Written task
Extract every line below, verbatim.

Source records
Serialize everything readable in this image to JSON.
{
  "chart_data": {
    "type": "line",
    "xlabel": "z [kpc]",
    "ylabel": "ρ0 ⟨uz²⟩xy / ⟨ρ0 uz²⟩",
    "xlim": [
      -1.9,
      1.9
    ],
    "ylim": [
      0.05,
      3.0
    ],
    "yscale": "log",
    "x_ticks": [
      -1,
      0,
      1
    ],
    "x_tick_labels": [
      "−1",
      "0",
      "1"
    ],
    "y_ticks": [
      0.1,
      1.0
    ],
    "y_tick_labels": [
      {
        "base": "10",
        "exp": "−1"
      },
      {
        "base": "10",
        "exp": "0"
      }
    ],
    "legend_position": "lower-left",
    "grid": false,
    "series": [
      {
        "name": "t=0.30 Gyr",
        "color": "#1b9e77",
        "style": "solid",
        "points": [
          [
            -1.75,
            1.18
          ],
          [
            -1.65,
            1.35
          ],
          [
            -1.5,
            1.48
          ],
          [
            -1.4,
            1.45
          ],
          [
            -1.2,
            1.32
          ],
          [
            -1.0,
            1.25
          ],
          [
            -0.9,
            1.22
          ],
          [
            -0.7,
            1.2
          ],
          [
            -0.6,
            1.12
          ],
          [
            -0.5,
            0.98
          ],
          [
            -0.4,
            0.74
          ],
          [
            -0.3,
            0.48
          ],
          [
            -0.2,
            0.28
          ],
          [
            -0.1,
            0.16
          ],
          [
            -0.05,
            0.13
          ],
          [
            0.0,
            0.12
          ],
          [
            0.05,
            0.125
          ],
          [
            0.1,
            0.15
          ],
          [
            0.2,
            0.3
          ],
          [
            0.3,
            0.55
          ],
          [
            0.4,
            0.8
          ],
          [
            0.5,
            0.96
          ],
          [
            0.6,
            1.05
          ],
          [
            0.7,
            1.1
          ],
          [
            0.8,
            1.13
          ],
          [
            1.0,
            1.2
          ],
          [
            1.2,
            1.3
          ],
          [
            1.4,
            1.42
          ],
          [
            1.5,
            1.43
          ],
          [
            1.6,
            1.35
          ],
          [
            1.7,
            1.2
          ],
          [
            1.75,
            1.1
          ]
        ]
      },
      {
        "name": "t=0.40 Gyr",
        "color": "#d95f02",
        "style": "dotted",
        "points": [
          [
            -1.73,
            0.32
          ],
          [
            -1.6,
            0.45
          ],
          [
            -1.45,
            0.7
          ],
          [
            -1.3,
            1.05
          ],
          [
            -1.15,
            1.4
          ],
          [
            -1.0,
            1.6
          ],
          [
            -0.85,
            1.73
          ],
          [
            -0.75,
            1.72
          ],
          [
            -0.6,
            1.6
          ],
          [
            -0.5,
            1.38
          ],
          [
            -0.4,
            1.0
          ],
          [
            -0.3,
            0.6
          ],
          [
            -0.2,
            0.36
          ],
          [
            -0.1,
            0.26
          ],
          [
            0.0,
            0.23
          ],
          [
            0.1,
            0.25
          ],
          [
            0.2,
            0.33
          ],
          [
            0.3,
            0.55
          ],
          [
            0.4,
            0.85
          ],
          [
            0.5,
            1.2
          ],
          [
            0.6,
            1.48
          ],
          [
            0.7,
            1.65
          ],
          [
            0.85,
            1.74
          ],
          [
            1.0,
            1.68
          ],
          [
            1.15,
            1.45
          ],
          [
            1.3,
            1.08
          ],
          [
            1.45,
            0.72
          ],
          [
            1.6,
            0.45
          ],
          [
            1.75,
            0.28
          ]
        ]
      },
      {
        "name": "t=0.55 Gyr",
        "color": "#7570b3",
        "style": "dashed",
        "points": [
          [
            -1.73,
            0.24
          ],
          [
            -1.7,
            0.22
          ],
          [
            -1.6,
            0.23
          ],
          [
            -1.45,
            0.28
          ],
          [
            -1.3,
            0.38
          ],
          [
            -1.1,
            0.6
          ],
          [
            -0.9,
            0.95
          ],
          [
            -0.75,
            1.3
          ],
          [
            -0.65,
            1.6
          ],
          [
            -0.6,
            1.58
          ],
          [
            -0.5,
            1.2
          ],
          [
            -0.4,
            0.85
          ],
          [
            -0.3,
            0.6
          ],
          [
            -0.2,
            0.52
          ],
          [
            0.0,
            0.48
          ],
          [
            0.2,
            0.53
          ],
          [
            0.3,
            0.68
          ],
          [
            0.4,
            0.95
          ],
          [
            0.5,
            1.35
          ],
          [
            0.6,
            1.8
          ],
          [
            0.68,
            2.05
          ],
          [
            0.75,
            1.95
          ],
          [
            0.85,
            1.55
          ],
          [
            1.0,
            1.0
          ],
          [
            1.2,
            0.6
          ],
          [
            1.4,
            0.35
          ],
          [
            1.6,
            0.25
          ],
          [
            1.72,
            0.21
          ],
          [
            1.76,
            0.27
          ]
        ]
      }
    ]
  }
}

The output
Serialize everything readable in this image to JSON.
{
  "chart_data": {
    "type": "line",
    "xlabel": "z [kpc]",
    "ylabel": "ρ0 ⟨uz²⟩xy / ⟨ρ0 uz²⟩",
    "xlim": [
      -1.9,
      1.9
    ],
    "ylim": [
      0.05,
      3.0
    ],
    "yscale": "log",
    "x_ticks": [
      -1,
      0,
      1
    ],
    "x_tick_labels": [
      "−1",
      "0",
      "1"
    ],
    "y_ticks": [
      0.1,
      1.0
    ],
    "y_tick_labels": [
      {
        "base": "10",
        "exp": "−1"
      },
      {
        "base": "10",
        "exp": "0"
      }
    ],
    "legend_position": "lower-left",
    "grid": false,
    "series": [
      {
        "name": "t=0.30 Gyr",
        "color": "#1b9e77",
        "style": "solid",
        "points": [
          [
            -1.75,
            1.18
          ],
          [
            -1.65,
            1.35
          ],
          [
            -1.5,
            1.48
          ],
          [
            -1.4,
            1.45
          ],
          [
            -1.2,
            1.32
          ],
          [
            -1.0,
            1.25
          ],
          [
            -0.9,
            1.22
          ],
          [
            -0.7,
            1.2
          ],
          [
            -0.6,
            1.12
          ],
          [
            -0.5,
            0.98
          ],
          [
            -0.4,
            0.74
          ],
          [
            -0.3,
            0.48
          ],
          [
            -0.2,
            0.28
          ],
          [
            -0.1,
            0.16
          ],
          [
            -0.05,
            0.13
          ],
          [
            0.0,
            0.12
          ],
          [
            0.05,
            0.125
          ],
          [
            0.1,
            0.15
          ],
          [
            0.2,
            0.3
          ],
          [
            0.3,
            0.55
          ],
          [
            0.4,
            0.8
          ],
          [
            0.5,
            0.96
          ],
          [
            0.6,
            1.05
          ],
          [
            0.7,
            1.1
          ],
          [
            0.8,
            1.13
          ],
          [
            1.0,
            1.2
          ],
          [
            1.2,
            1.3
          ],
          [
            1.4,
            1.42
          ],
          [
            1.5,
            1.43
          ],
          [
            1.6,
            1.35
          ],
          [
            1.7,
            1.2
          ],
          [
            1.75,
            1.1
          ]
        ]
      },
      {
        "name": "t=0.40 Gyr",
        "color": "#d95f02",
        "style": "dotted",
        "points": [
          [
            -1.73,
            0.32
          ],
          [
            -1.6,
            0.45
          ],
          [
            -1.45,
            0.7
          ],
          [
            -1.3,
            1.05
          ],
          [
            -1.15,
            1.4
          ],
          [
            -1.0,
            1.6
          ],
          [
            -0.85,
            1.73
          ],
          [
            -0.75,
            1.72
          ],
          [
            -0.6,
            1.6
          ],
          [
            -0.5,
            1.38
          ],
          [
            -0.4,
            1.0
          ],
          [
            -0.3,
            0.6
          ],
          [
            -0.2,
            0.36
          ],
          [
            -0.1,
            0.26
          ],
          [
            0.0,
            0.23
          ],
          [
            0.1,
            0.25
          ],
          [
            0.2,
            0.33
          ],
          [
            0.3,
            0.55
          ],
          [
            0.4,
            0.85
          ],
          [
            0.5,
            1.2
          ],
          [
            0.6,
            1.48
          ],
          [
            0.7,
            1.65
          ],
          [
            0.85,
            1.74
          ],
          [
            1.0,
            1.68
          ],
          [
            1.15,
            1.45
          ],
          [
            1.3,
            1.08
          ],
          [
            1.45,
            0.72
          ],
          [
            1.6,
            0.45
          ],
          [
            1.75,
            0.28
          ]
        ]
      },
      {
        "name": "t=0.55 Gyr",
        "color": "#7570b3",
        "style": "dashed",
        "points": [
          [
            -1.73,
            0.24
          ],
          [
            -1.7,
            0.22
          ],
          [
            -1.6,
            0.23
          ],
          [
            -1.45,
            0.28
          ],
          [
            -1.3,
            0.38
          ],
          [
            -1.1,
            0.6
          ],
          [
            -0.9,
            0.95
          ],
          [
            -0.75,
            1.3
          ],
          [
            -0.65,
            1.6
          ],
          [
            -0.6,
            1.58
          ],
          [
            -0.5,
            1.2
          ],
          [
            -0.4,
            0.85
          ],
          [
            -0.3,
            0.6
          ],
          [
            -0.2,
            0.52
          ],
          [
            0.0,
            0.48
          ],
          [
            0.2,
            0.53
          ],
          [
            0.3,
            0.68
          ],
          [
            0.4,
            0.95
          ],
          [
            0.5,
            1.35
          ],
          [
            0.6,
            1.8
          ],
          [
            0.68,
            2.05
          ],
          [
            0.75,
            1.95
          ],
          [
            0.85,
            1.55
          ],
          [
            1.0,
            1.0
          ],
          [
            1.2,
            0.6
          ],
          [
            1.4,
            0.35
          ],
          [
            1.6,
            0.25
          ],
          [
            1.72,
            0.21
          ],
          [
            1.76,
            0.27
          ]
        ]
      }
    ]
  }
}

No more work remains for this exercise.